#### The exercise
Identify every line in the records below that contains the word "eject", and reproduce each one.

Some records:
---

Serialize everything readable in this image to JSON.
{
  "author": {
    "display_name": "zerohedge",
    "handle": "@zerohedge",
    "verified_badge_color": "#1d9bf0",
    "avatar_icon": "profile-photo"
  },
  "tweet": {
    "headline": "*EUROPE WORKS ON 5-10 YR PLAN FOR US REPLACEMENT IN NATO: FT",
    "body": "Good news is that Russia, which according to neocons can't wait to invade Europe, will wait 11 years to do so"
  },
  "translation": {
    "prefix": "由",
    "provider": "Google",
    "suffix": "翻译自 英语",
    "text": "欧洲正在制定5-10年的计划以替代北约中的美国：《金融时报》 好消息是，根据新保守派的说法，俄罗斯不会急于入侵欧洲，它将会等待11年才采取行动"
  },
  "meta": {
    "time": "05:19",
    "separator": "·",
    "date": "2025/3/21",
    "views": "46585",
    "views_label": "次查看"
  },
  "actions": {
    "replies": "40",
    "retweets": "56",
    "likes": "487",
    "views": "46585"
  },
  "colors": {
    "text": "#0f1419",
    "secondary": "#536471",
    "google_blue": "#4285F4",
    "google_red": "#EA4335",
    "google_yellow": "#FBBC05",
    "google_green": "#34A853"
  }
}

---

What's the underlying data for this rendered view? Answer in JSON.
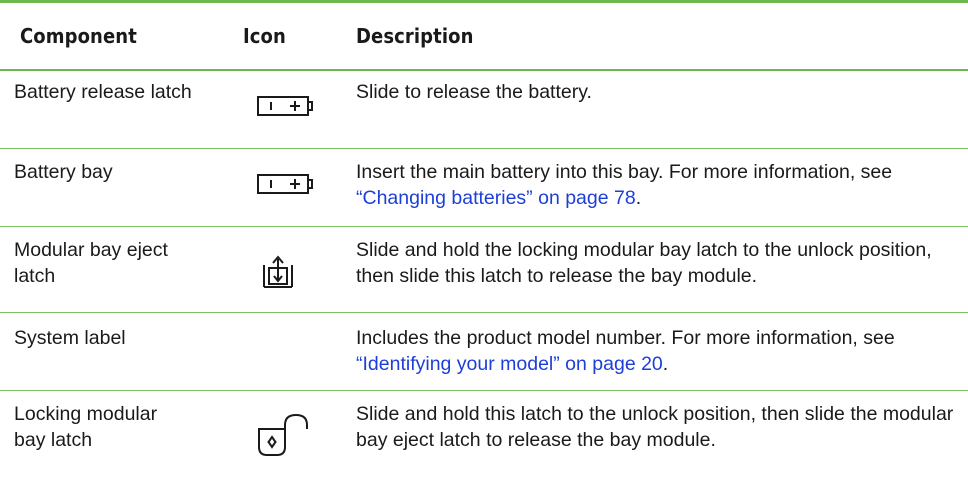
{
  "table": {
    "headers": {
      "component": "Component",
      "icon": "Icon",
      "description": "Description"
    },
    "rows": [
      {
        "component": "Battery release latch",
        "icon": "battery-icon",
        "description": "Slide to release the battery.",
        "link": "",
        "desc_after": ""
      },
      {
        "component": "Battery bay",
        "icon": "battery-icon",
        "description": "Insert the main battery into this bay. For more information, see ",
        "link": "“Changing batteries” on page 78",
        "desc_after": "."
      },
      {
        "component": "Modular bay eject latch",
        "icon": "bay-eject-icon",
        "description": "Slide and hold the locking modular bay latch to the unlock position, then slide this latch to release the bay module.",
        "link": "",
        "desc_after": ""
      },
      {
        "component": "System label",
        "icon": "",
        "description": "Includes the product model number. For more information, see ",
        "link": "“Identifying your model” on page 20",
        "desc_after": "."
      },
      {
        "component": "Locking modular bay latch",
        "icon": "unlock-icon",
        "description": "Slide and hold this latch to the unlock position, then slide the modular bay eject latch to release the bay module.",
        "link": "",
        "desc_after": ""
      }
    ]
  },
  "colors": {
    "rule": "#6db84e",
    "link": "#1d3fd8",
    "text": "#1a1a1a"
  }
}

---

#### Answer for the task
        "component": "Modular bay eject latch",
        "icon": "bay-eject-icon",
        "description": "Slide and hold this latch to the unlock position, then slide the modular bay eject latch to release the bay module.",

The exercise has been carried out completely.